_TASK STATEMENT_
In the records below, find each line containing the word "this" and copy it.

+ + +

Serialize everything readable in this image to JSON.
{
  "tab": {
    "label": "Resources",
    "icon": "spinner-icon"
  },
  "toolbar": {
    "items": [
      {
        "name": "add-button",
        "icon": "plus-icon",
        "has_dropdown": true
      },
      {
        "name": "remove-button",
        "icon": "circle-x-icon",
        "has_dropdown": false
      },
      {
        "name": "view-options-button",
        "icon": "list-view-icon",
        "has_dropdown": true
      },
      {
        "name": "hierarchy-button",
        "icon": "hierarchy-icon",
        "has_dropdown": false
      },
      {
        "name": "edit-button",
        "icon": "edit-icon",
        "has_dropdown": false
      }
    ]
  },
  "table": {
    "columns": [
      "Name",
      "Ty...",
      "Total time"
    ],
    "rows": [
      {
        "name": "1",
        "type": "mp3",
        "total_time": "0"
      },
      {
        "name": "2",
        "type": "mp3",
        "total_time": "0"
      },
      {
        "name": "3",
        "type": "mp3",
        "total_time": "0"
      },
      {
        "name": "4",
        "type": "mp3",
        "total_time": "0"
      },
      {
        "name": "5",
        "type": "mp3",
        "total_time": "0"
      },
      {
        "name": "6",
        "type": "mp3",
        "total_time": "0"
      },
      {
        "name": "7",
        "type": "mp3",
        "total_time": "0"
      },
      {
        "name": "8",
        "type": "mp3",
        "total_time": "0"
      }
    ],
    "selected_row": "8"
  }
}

+ + +

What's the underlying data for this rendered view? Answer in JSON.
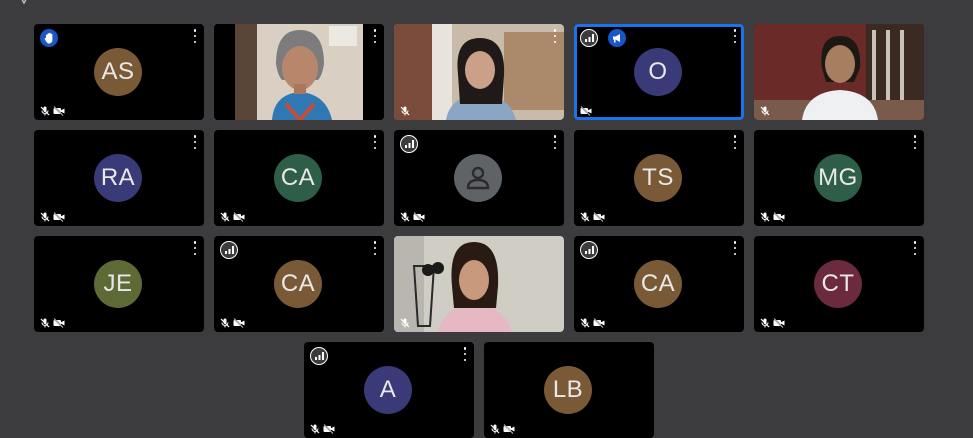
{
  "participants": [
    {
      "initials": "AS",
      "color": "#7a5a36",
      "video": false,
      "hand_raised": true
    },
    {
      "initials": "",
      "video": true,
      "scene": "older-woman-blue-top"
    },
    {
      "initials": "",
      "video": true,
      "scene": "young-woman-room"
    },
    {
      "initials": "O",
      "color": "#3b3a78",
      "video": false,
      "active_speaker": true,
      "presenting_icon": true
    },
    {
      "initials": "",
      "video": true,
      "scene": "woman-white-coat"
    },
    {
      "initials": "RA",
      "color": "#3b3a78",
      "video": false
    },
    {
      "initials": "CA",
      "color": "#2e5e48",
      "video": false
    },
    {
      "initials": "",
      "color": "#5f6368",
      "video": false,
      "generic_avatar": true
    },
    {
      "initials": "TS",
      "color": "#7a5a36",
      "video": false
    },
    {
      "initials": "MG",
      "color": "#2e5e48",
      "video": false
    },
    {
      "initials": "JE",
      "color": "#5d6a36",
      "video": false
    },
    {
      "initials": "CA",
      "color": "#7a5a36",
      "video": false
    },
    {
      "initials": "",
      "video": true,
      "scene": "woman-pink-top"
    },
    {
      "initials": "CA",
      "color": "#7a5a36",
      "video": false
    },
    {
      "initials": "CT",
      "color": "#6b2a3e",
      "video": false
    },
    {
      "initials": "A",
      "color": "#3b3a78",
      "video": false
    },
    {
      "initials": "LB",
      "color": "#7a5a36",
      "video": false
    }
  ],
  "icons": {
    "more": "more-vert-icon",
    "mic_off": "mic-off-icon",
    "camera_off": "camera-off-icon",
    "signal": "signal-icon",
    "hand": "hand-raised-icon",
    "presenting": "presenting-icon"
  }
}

+ + +

_FULL ANSWER_
Serialize everything readable in this image to JSON.
What's the underlying data for this rendered view? Answer in JSON.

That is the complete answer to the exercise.